EXERCISE DETAILS: Read through the records below and copy each line that uses the word "title".

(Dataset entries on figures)
== == ==

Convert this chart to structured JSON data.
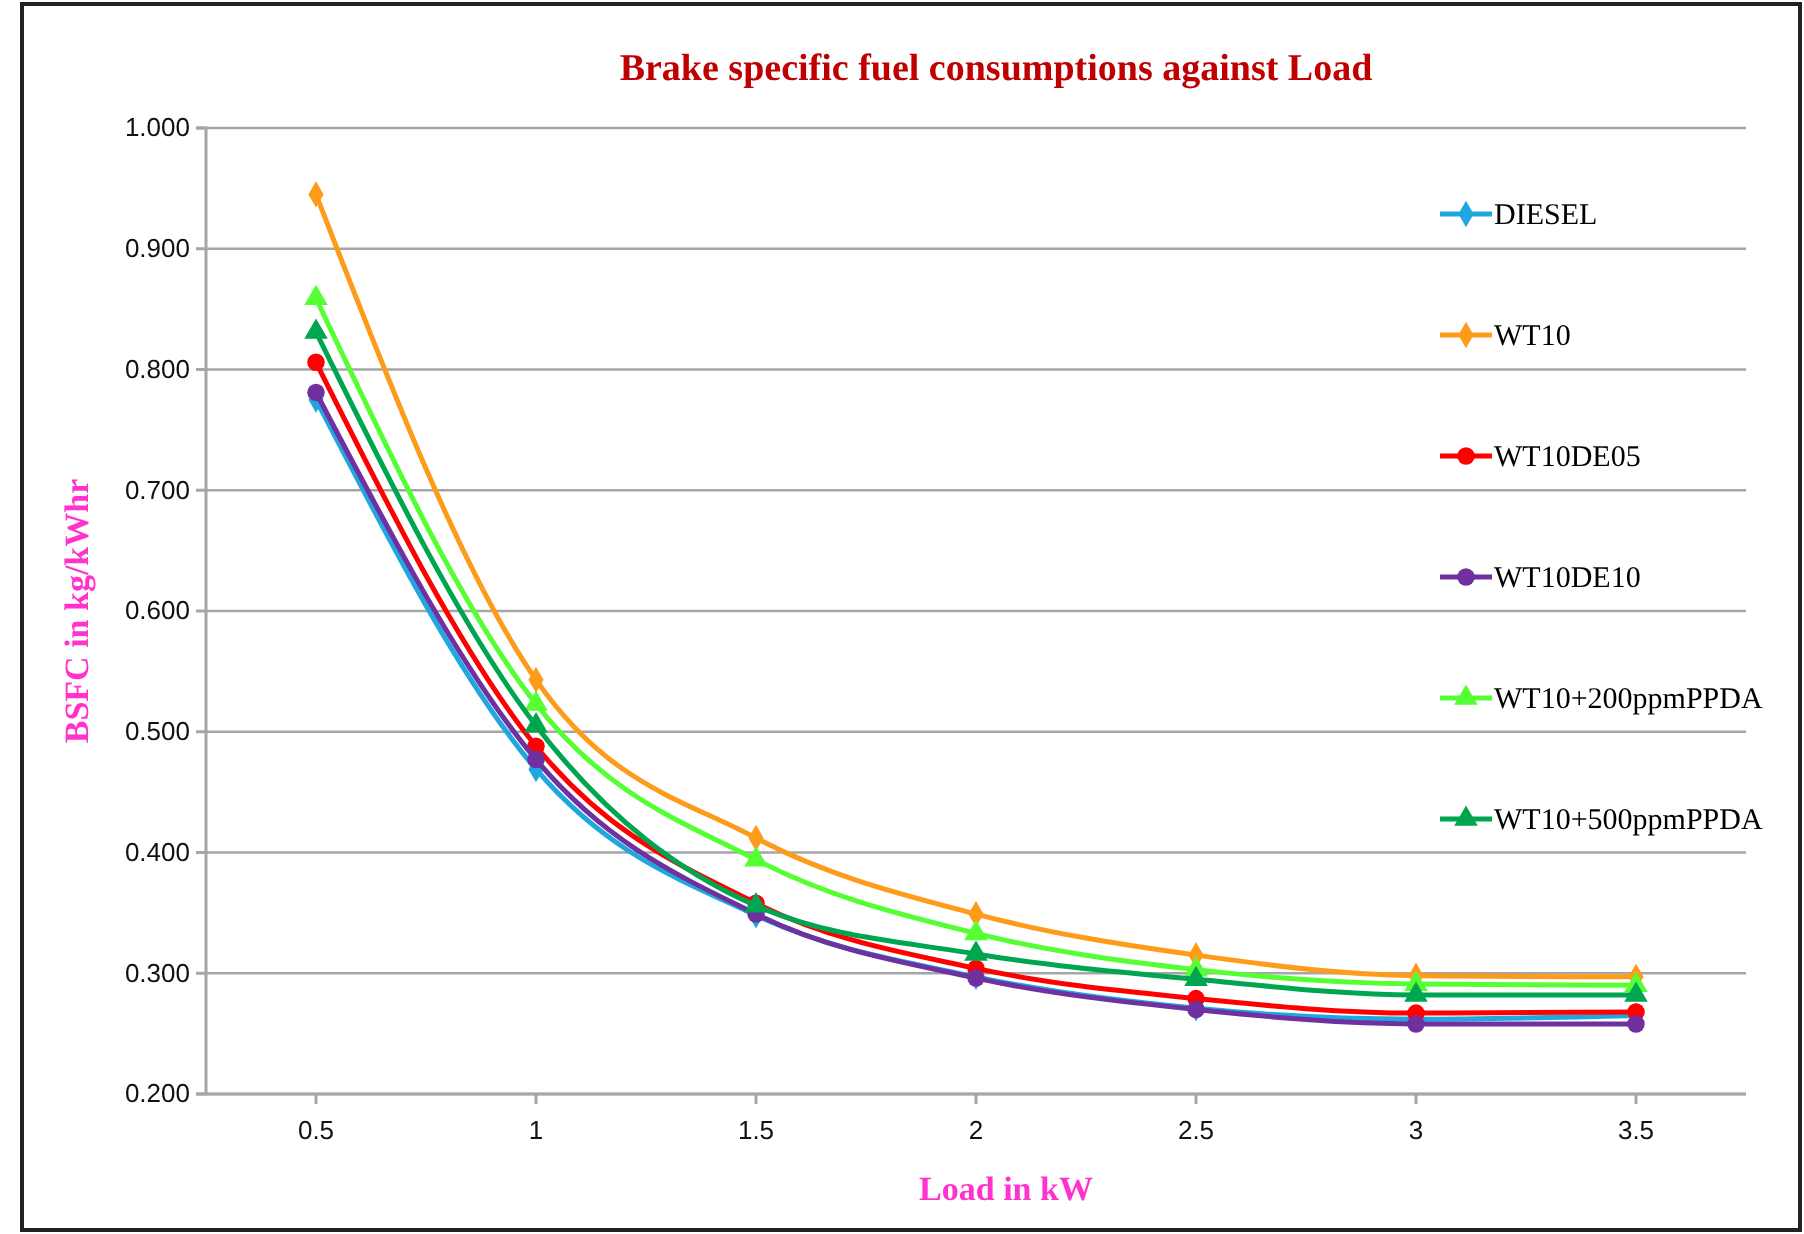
{
  "chart_data": {
    "type": "line",
    "title": "Brake specific fuel consumptions against Load",
    "xlabel": "Load in kW",
    "ylabel": "BSFC in kg/kWhr",
    "categories": [
      "0.5",
      "1",
      "1.5",
      "2",
      "2.5",
      "3",
      "3.5"
    ],
    "ylim": [
      0.2,
      1.0
    ],
    "yticks": [
      {
        "value": 0.2,
        "label": "0.200"
      },
      {
        "value": 0.3,
        "label": "0.300"
      },
      {
        "value": 0.4,
        "label": "0.400"
      },
      {
        "value": 0.5,
        "label": "0.500"
      },
      {
        "value": 0.6,
        "label": "0.600"
      },
      {
        "value": 0.7,
        "label": "0.700"
      },
      {
        "value": 0.8,
        "label": "0.800"
      },
      {
        "value": 0.9,
        "label": "0.900"
      },
      {
        "value": 1.0,
        "label": "1.000"
      }
    ],
    "grid": "y",
    "legend": "top right",
    "line_style": "solid",
    "series": [
      {
        "name": "DIESEL",
        "color": "#1fa8e0",
        "marker": "diamond",
        "values": [
          0.775,
          0.469,
          0.348,
          0.297,
          0.271,
          0.262,
          0.265
        ]
      },
      {
        "name": "WT10",
        "color": "#ff9b1a",
        "marker": "diamond",
        "values": [
          0.945,
          0.543,
          0.412,
          0.349,
          0.315,
          0.298,
          0.297
        ]
      },
      {
        "name": "WT10DE05",
        "color": "#ff0000",
        "marker": "circle",
        "values": [
          0.806,
          0.488,
          0.358,
          0.304,
          0.279,
          0.267,
          0.268
        ]
      },
      {
        "name": "WT10DE10",
        "color": "#7030a0",
        "marker": "circle",
        "values": [
          0.781,
          0.477,
          0.349,
          0.296,
          0.27,
          0.258,
          0.258
        ]
      },
      {
        "name": "WT10+200ppmPPDA",
        "color": "#55ff33",
        "marker": "triangle",
        "values": [
          0.859,
          0.523,
          0.394,
          0.333,
          0.303,
          0.291,
          0.29
        ]
      },
      {
        "name": "WT10+500ppmPPDA",
        "color": "#00a550",
        "marker": "triangle",
        "values": [
          0.831,
          0.505,
          0.356,
          0.316,
          0.295,
          0.282,
          0.282
        ]
      }
    ]
  }
}
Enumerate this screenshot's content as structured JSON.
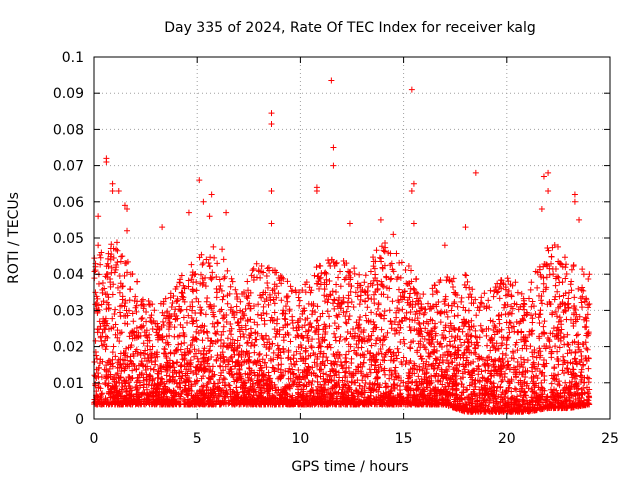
{
  "chart_data": {
    "type": "scatter",
    "title": "Day 335 of 2024, Rate Of TEC Index for receiver kalg",
    "xlabel": "GPS time / hours",
    "ylabel": "ROTI / TECUs",
    "xlim": [
      0,
      25
    ],
    "ylim": [
      0,
      0.1
    ],
    "xticks": [
      "0",
      "5",
      "10",
      "15",
      "20",
      "25"
    ],
    "yticks": [
      "0",
      "0.01",
      "0.02",
      "0.03",
      "0.04",
      "0.05",
      "0.06",
      "0.07",
      "0.08",
      "0.09",
      "0.1"
    ],
    "grid": true,
    "marker": "+",
    "color": "#ff0000",
    "series": [
      {
        "name": "ROTI",
        "points": [
          [
            0.6,
            0.072
          ],
          [
            0.6,
            0.071
          ],
          [
            0.9,
            0.065
          ],
          [
            0.9,
            0.063
          ],
          [
            1.2,
            0.063
          ],
          [
            1.5,
            0.059
          ],
          [
            1.6,
            0.058
          ],
          [
            0.2,
            0.056
          ],
          [
            0.2,
            0.048
          ],
          [
            1.6,
            0.052
          ],
          [
            3.3,
            0.053
          ],
          [
            4.6,
            0.057
          ],
          [
            5.1,
            0.066
          ],
          [
            5.3,
            0.06
          ],
          [
            5.6,
            0.056
          ],
          [
            5.7,
            0.062
          ],
          [
            6.4,
            0.057
          ],
          [
            8.6,
            0.0845
          ],
          [
            8.6,
            0.0815
          ],
          [
            8.6,
            0.063
          ],
          [
            8.6,
            0.054
          ],
          [
            10.8,
            0.064
          ],
          [
            10.8,
            0.063
          ],
          [
            11.5,
            0.0935
          ],
          [
            11.6,
            0.075
          ],
          [
            11.6,
            0.07
          ],
          [
            12.4,
            0.054
          ],
          [
            13.9,
            0.055
          ],
          [
            14.5,
            0.051
          ],
          [
            15.4,
            0.091
          ],
          [
            15.5,
            0.065
          ],
          [
            15.4,
            0.063
          ],
          [
            15.5,
            0.054
          ],
          [
            17.0,
            0.048
          ],
          [
            18.0,
            0.053
          ],
          [
            18.5,
            0.068
          ],
          [
            21.8,
            0.067
          ],
          [
            22.0,
            0.068
          ],
          [
            22.0,
            0.063
          ],
          [
            21.7,
            0.058
          ],
          [
            23.3,
            0.062
          ],
          [
            23.3,
            0.06
          ],
          [
            23.5,
            0.055
          ],
          [
            24.0,
            0.04
          ]
        ]
      }
    ],
    "density_envelope_note": "dense band of points between roughly 0.002 and 0.035 TECUs across 0-24 h",
    "envelope_hours": [
      0,
      1,
      2,
      3,
      4,
      5,
      6,
      7,
      8,
      9,
      10,
      11,
      12,
      13,
      14,
      15,
      16,
      17,
      18,
      19,
      20,
      21,
      22,
      23,
      24
    ],
    "envelope_upper": [
      0.045,
      0.05,
      0.04,
      0.03,
      0.038,
      0.045,
      0.05,
      0.035,
      0.045,
      0.04,
      0.035,
      0.045,
      0.045,
      0.04,
      0.05,
      0.045,
      0.035,
      0.04,
      0.04,
      0.035,
      0.04,
      0.035,
      0.05,
      0.045,
      0.04
    ],
    "envelope_lower": [
      0.004,
      0.004,
      0.004,
      0.004,
      0.004,
      0.004,
      0.004,
      0.004,
      0.004,
      0.004,
      0.004,
      0.004,
      0.004,
      0.004,
      0.004,
      0.004,
      0.004,
      0.004,
      0.002,
      0.002,
      0.002,
      0.002,
      0.003,
      0.003,
      0.004
    ]
  }
}
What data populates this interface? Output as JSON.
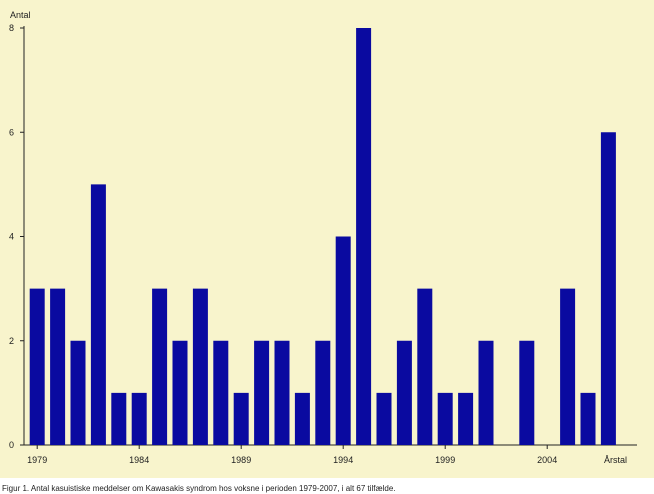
{
  "chart_data": {
    "type": "bar",
    "title": "",
    "ylabel": "Antal",
    "xlabel": "Årstal",
    "ylim": [
      0,
      8
    ],
    "yticks": [
      0,
      2,
      4,
      6,
      8
    ],
    "x_tick_labels": [
      "1979",
      "1984",
      "1989",
      "1994",
      "1999",
      "2004"
    ],
    "categories": [
      "1979",
      "1980",
      "1981",
      "1982",
      "1983",
      "1984",
      "1985",
      "1986",
      "1987",
      "1988",
      "1989",
      "1990",
      "1991",
      "1992",
      "1993",
      "1994",
      "1995",
      "1996",
      "1997",
      "1998",
      "1999",
      "2000",
      "2001",
      "2002",
      "2003",
      "2004",
      "2005",
      "2006",
      "2007"
    ],
    "values": [
      3,
      3,
      2,
      5,
      1,
      1,
      3,
      2,
      3,
      2,
      1,
      2,
      2,
      1,
      2,
      4,
      8,
      1,
      2,
      3,
      1,
      1,
      2,
      0,
      2,
      0,
      3,
      1,
      6
    ],
    "bar_color": "#0a0aa0",
    "background_color": "#f8f4cc",
    "grid": false
  },
  "caption": "Figur 1. Antal kasuistiske meddelser om Kawasakis syndrom hos voksne i perioden 1979-2007, i alt 67 tilfælde."
}
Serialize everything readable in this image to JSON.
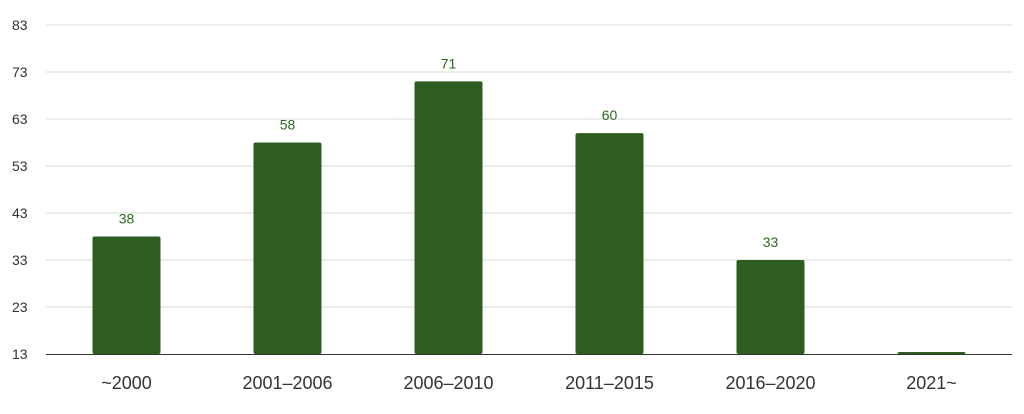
{
  "colors": {
    "bar": "#2d5e20",
    "value_label": "#2d6a1f",
    "grid": "#d9d9d9",
    "baseline": "#333333",
    "background": "#ffffff"
  },
  "chart_data": {
    "type": "bar",
    "title": "",
    "xlabel": "",
    "ylabel": "",
    "categories": [
      "~2000",
      "2001–2006",
      "2006–2010",
      "2011–2015",
      "2016–2020",
      "2021~"
    ],
    "values": [
      38,
      58,
      71,
      60,
      33,
      13
    ],
    "data_labels": [
      "38",
      "58",
      "71",
      "60",
      "33",
      ""
    ],
    "ylim": [
      13,
      83
    ],
    "yticks": [
      13,
      23,
      33,
      43,
      53,
      63,
      73,
      83
    ],
    "grid": true,
    "legend": "none"
  }
}
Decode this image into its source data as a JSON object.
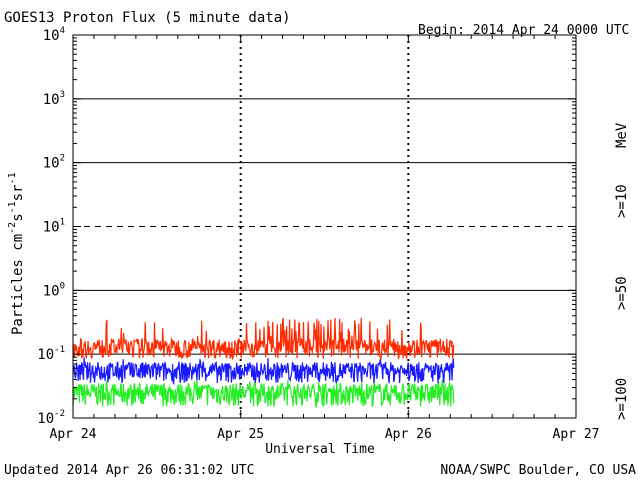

== == ==

PROBLEM SOLUTION:
    "title": "Brake specific fuel consumptions against Load",
    "title": "Day 335 of 2024, Rate Of TEC Index for receiver kalg",
    "title": "",
    "title": "",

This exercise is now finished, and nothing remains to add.